_Assignment:_
The whole of the data must be transcribed exactly.

Stored records:
────────────────

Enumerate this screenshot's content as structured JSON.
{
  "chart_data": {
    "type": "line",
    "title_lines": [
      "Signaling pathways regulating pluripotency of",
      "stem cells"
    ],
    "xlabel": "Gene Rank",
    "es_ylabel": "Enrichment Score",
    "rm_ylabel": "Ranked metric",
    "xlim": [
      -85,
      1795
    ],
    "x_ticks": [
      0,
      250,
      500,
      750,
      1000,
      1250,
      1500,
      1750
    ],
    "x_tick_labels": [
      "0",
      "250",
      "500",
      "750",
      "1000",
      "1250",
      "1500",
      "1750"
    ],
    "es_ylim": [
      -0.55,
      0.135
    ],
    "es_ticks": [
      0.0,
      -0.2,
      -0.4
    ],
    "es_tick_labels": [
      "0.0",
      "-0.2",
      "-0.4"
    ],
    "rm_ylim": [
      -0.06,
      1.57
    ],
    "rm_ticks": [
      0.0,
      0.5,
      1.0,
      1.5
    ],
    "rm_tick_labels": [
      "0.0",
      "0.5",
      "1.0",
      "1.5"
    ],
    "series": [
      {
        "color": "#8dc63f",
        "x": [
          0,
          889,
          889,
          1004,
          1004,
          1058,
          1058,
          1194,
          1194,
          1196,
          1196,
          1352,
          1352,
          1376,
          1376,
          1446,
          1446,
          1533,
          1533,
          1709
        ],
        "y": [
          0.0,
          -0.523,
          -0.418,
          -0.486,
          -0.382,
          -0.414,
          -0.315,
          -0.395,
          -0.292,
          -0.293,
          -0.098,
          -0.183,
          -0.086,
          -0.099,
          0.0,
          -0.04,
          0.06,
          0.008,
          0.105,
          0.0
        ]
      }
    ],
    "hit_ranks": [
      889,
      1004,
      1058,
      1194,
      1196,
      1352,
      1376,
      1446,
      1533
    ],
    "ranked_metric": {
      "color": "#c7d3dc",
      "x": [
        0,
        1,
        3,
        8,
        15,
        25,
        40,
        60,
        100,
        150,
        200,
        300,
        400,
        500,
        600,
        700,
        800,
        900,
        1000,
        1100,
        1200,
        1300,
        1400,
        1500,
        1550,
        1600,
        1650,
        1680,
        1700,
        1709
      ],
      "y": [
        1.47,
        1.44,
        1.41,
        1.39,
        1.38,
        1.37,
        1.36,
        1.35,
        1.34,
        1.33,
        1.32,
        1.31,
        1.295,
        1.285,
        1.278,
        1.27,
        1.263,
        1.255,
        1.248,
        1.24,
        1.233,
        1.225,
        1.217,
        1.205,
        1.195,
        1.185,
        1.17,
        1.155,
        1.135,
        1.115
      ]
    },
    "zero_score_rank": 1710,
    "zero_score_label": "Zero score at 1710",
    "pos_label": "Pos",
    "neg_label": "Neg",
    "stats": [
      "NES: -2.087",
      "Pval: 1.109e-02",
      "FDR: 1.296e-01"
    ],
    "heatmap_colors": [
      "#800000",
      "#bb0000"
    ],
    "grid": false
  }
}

────────────────

_Response box:_
Enumerate this screenshot's content as structured JSON.
{
  "chart_data": {
    "type": "line",
    "title_lines": [
      "Signaling pathways regulating pluripotency of",
      "stem cells"
    ],
    "xlabel": "Gene Rank",
    "es_ylabel": "Enrichment Score",
    "rm_ylabel": "Ranked metric",
    "xlim": [
      -85,
      1795
    ],
    "x_ticks": [
      0,
      250,
      500,
      750,
      1000,
      1250,
      1500,
      1750
    ],
    "x_tick_labels": [
      "0",
      "250",
      "500",
      "750",
      "1000",
      "1250",
      "1500",
      "1750"
    ],
    "es_ylim": [
      -0.55,
      0.135
    ],
    "es_ticks": [
      0.0,
      -0.2,
      -0.4
    ],
    "es_tick_labels": [
      "0.0",
      "-0.2",
      "-0.4"
    ],
    "rm_ylim": [
      -0.06,
      1.57
    ],
    "rm_ticks": [
      0.0,
      0.5,
      1.0,
      1.5
    ],
    "rm_tick_labels": [
      "0.0",
      "0.5",
      "1.0",
      "1.5"
    ],
    "series": [
      {
        "color": "#8dc63f",
        "x": [
          0,
          889,
          889,
          1004,
          1004,
          1058,
          1058,
          1194,
          1194,
          1196,
          1196,
          1352,
          1352,
          1376,
          1376,
          1446,
          1446,
          1533,
          1533,
          1709
        ],
        "y": [
          0.0,
          -0.523,
          -0.418,
          -0.486,
          -0.382,
          -0.414,
          -0.315,
          -0.395,
          -0.292,
          -0.293,
          -0.098,
          -0.183,
          -0.086,
          -0.099,
          0.0,
          -0.04,
          0.06,
          0.008,
          0.105,
          0.0
        ]
      }
    ],
    "hit_ranks": [
      889,
      1004,
      1058,
      1194,
      1196,
      1352,
      1376,
      1446,
      1533
    ],
    "ranked_metric": {
      "color": "#c7d3dc",
      "x": [
        0,
        1,
        3,
        8,
        15,
        25,
        40,
        60,
        100,
        150,
        200,
        300,
        400,
        500,
        600,
        700,
        800,
        900,
        1000,
        1100,
        1200,
        1300,
        1400,
        1500,
        1550,
        1600,
        1650,
        1680,
        1700,
        1709
      ],
      "y": [
        1.47,
        1.44,
        1.41,
        1.39,
        1.38,
        1.37,
        1.36,
        1.35,
        1.34,
        1.33,
        1.32,
        1.31,
        1.295,
        1.285,
        1.278,
        1.27,
        1.263,
        1.255,
        1.248,
        1.24,
        1.233,
        1.225,
        1.217,
        1.205,
        1.195,
        1.185,
        1.17,
        1.155,
        1.135,
        1.115
      ]
    },
    "zero_score_rank": 1710,
    "zero_score_label": "Zero score at 1710",
    "pos_label": "Pos",
    "neg_label": "Neg",
    "stats": [
      "NES: -2.087",
      "Pval: 1.109e-02",
      "FDR: 1.296e-01"
    ],
    "heatmap_colors": [
      "#800000",
      "#bb0000"
    ],
    "grid": false
  }
}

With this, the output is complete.